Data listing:
★ ★ ★ ★ ★ ★ ★

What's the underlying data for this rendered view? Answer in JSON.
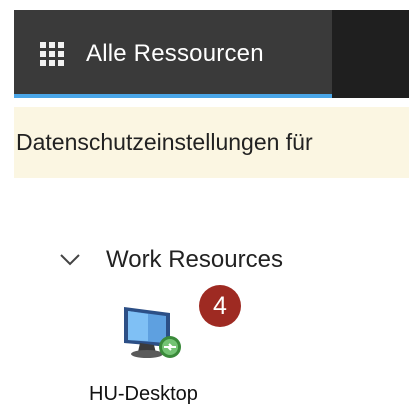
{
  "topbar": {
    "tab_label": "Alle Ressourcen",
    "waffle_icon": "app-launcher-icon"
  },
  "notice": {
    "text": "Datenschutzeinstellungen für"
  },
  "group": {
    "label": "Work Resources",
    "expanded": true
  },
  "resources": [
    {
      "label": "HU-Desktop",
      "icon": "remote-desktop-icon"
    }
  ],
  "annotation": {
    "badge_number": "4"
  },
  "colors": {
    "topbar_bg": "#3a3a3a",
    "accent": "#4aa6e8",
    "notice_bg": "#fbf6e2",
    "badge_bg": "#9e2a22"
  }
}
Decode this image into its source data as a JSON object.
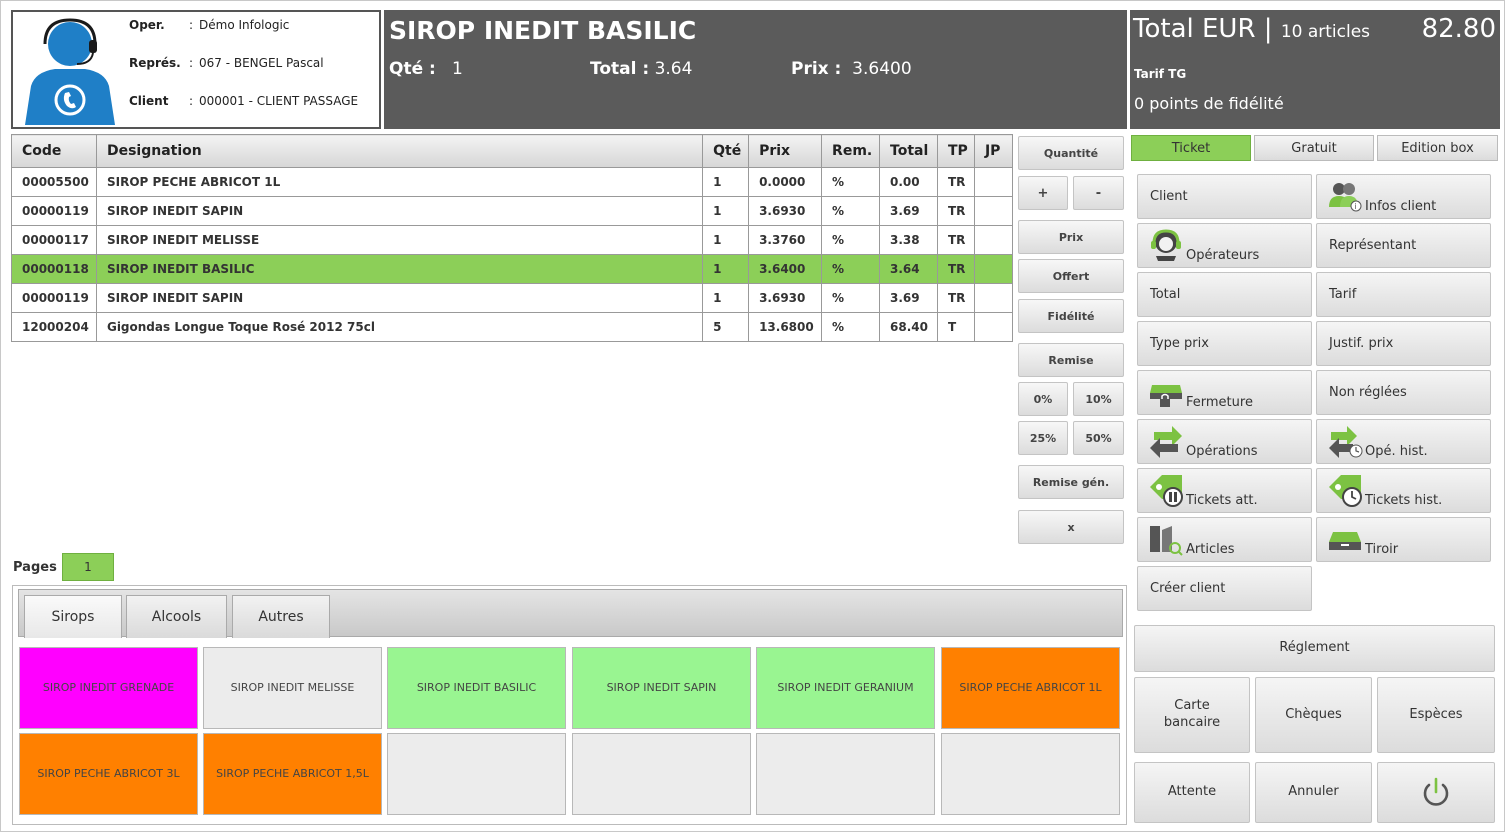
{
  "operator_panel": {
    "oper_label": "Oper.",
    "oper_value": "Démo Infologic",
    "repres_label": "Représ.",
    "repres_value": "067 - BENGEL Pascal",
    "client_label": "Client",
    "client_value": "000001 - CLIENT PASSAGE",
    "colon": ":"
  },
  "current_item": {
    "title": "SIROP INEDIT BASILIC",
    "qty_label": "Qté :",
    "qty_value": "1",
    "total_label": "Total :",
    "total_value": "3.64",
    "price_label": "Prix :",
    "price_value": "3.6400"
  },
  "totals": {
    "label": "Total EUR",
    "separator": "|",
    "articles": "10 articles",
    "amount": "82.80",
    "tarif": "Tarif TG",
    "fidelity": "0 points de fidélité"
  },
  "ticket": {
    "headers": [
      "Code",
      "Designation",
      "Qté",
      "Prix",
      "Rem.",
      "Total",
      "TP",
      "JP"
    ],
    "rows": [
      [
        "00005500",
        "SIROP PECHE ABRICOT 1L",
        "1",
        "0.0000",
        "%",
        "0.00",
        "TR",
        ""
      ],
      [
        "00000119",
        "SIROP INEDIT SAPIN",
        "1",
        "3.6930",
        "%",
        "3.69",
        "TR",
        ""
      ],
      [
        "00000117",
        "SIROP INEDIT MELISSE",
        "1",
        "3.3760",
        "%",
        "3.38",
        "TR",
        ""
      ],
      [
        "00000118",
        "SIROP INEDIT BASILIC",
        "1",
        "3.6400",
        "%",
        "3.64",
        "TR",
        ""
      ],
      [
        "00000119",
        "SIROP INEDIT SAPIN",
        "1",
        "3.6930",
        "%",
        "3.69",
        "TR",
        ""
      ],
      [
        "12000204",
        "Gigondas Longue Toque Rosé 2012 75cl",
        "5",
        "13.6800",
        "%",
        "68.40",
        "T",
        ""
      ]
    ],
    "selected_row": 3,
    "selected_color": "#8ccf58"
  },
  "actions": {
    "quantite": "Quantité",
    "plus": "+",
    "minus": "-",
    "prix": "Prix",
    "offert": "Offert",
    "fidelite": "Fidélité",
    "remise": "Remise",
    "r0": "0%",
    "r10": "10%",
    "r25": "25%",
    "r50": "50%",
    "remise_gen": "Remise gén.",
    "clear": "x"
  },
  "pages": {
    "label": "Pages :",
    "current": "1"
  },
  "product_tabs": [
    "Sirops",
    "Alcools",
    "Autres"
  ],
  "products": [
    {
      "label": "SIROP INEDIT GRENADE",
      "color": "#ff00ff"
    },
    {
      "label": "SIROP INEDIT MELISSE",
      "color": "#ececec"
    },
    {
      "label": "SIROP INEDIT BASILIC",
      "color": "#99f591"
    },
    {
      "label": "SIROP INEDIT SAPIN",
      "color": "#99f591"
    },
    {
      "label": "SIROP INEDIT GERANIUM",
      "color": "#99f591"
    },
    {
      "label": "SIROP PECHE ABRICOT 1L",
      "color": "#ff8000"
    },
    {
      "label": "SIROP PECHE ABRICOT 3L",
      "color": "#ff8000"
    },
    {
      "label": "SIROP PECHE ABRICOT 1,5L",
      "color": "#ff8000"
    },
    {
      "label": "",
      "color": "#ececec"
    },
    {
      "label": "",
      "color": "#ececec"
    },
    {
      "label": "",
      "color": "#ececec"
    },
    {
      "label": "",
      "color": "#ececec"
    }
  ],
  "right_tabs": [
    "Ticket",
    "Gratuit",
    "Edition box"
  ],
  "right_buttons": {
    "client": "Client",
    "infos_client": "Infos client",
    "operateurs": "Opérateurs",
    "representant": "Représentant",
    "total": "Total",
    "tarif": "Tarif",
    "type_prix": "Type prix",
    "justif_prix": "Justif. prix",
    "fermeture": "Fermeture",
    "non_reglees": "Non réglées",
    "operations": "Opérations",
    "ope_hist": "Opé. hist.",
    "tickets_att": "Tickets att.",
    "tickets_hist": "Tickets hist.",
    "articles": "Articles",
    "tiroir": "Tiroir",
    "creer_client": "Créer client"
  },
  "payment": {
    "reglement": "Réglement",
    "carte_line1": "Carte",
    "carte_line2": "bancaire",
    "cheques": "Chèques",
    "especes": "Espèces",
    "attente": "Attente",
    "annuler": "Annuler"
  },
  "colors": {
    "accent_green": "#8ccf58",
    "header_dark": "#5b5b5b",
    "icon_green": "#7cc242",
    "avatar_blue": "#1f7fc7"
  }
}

★ ★ ★ ★ ★ ★ ★

Work instructions: Your copy should repeat each entry above exactly but contain no pictures.

Output for this exercise:
What's the underlying data for this rendered view? Answer in JSON.
{
  "topbar": {
    "tab_label": "Alle Ressourcen",
    "waffle_icon": "app-launcher-icon"
  },
  "notice": {
    "text": "Datenschutzeinstellungen für"
  },
  "group": {
    "label": "Work Resources",
    "expanded": true
  },
  "resources": [
    {
      "label": "HU-Desktop",
      "icon": "remote-desktop-icon"
    }
  ],
  "annotation": {
    "badge_number": "4"
  },
  "colors": {
    "topbar_bg": "#3a3a3a",
    "accent": "#4aa6e8",
    "notice_bg": "#fbf6e2",
    "badge_bg": "#9e2a22"
  }
}
Decode this image into its source data as a JSON object.
{
  "operator_panel": {
    "oper_label": "Oper.",
    "oper_value": "Démo Infologic",
    "repres_label": "Représ.",
    "repres_value": "067 - BENGEL Pascal",
    "client_label": "Client",
    "client_value": "000001 - CLIENT PASSAGE",
    "colon": ":"
  },
  "current_item": {
    "title": "SIROP INEDIT BASILIC",
    "qty_label": "Qté :",
    "qty_value": "1",
    "total_label": "Total :",
    "total_value": "3.64",
    "price_label": "Prix :",
    "price_value": "3.6400"
  },
  "totals": {
    "label": "Total EUR",
    "separator": "|",
    "articles": "10 articles",
    "amount": "82.80",
    "tarif": "Tarif TG",
    "fidelity": "0 points de fidélité"
  },
  "ticket": {
    "headers": [
      "Code",
      "Designation",
      "Qté",
      "Prix",
      "Rem.",
      "Total",
      "TP",
      "JP"
    ],
    "rows": [
      [
        "00005500",
        "SIROP PECHE ABRICOT 1L",
        "1",
        "0.0000",
        "%",
        "0.00",
        "TR",
        ""
      ],
      [
        "00000119",
        "SIROP INEDIT SAPIN",
        "1",
        "3.6930",
        "%",
        "3.69",
        "TR",
        ""
      ],
      [
        "00000117",
        "SIROP INEDIT MELISSE",
        "1",
        "3.3760",
        "%",
        "3.38",
        "TR",
        ""
      ],
      [
        "00000118",
        "SIROP INEDIT BASILIC",
        "1",
        "3.6400",
        "%",
        "3.64",
        "TR",
        ""
      ],
      [
        "00000119",
        "SIROP INEDIT SAPIN",
        "1",
        "3.6930",
        "%",
        "3.69",
        "TR",
        ""
      ],
      [
        "12000204",
        "Gigondas Longue Toque Rosé 2012 75cl",
        "5",
        "13.6800",
        "%",
        "68.40",
        "T",
        ""
      ]
    ],
    "selected_row": 3,
    "selected_color": "#8ccf58"
  },
  "actions": {
    "quantite": "Quantité",
    "plus": "+",
    "minus": "-",
    "prix": "Prix",
    "offert": "Offert",
    "fidelite": "Fidélité",
    "remise": "Remise",
    "r0": "0%",
    "r10": "10%",
    "r25": "25%",
    "r50": "50%",
    "remise_gen": "Remise gén.",
    "clear": "x"
  },
  "pages": {
    "label": "Pages :",
    "current": "1"
  },
  "product_tabs": [
    "Sirops",
    "Alcools",
    "Autres"
  ],
  "products": [
    {
      "label": "SIROP INEDIT GRENADE",
      "color": "#ff00ff"
    },
    {
      "label": "SIROP INEDIT MELISSE",
      "color": "#ececec"
    },
    {
      "label": "SIROP INEDIT BASILIC",
      "color": "#99f591"
    },
    {
      "label": "SIROP INEDIT SAPIN",
      "color": "#99f591"
    },
    {
      "label": "SIROP INEDIT GERANIUM",
      "color": "#99f591"
    },
    {
      "label": "SIROP PECHE ABRICOT 1L",
      "color": "#ff8000"
    },
    {
      "label": "SIROP PECHE ABRICOT 3L",
      "color": "#ff8000"
    },
    {
      "label": "SIROP PECHE ABRICOT 1,5L",
      "color": "#ff8000"
    },
    {
      "label": "",
      "color": "#ececec"
    },
    {
      "label": "",
      "color": "#ececec"
    },
    {
      "label": "",
      "color": "#ececec"
    },
    {
      "label": "",
      "color": "#ececec"
    }
  ],
  "right_tabs": [
    "Ticket",
    "Gratuit",
    "Edition box"
  ],
  "right_buttons": {
    "client": "Client",
    "infos_client": "Infos client",
    "operateurs": "Opérateurs",
    "representant": "Représentant",
    "total": "Total",
    "tarif": "Tarif",
    "type_prix": "Type prix",
    "justif_prix": "Justif. prix",
    "fermeture": "Fermeture",
    "non_reglees": "Non réglées",
    "operations": "Opérations",
    "ope_hist": "Opé. hist.",
    "tickets_att": "Tickets att.",
    "tickets_hist": "Tickets hist.",
    "articles": "Articles",
    "tiroir": "Tiroir",
    "creer_client": "Créer client"
  },
  "payment": {
    "reglement": "Réglement",
    "carte_line1": "Carte",
    "carte_line2": "bancaire",
    "cheques": "Chèques",
    "especes": "Espèces",
    "attente": "Attente",
    "annuler": "Annuler"
  },
  "colors": {
    "accent_green": "#8ccf58",
    "header_dark": "#5b5b5b",
    "icon_green": "#7cc242",
    "avatar_blue": "#1f7fc7"
  }
}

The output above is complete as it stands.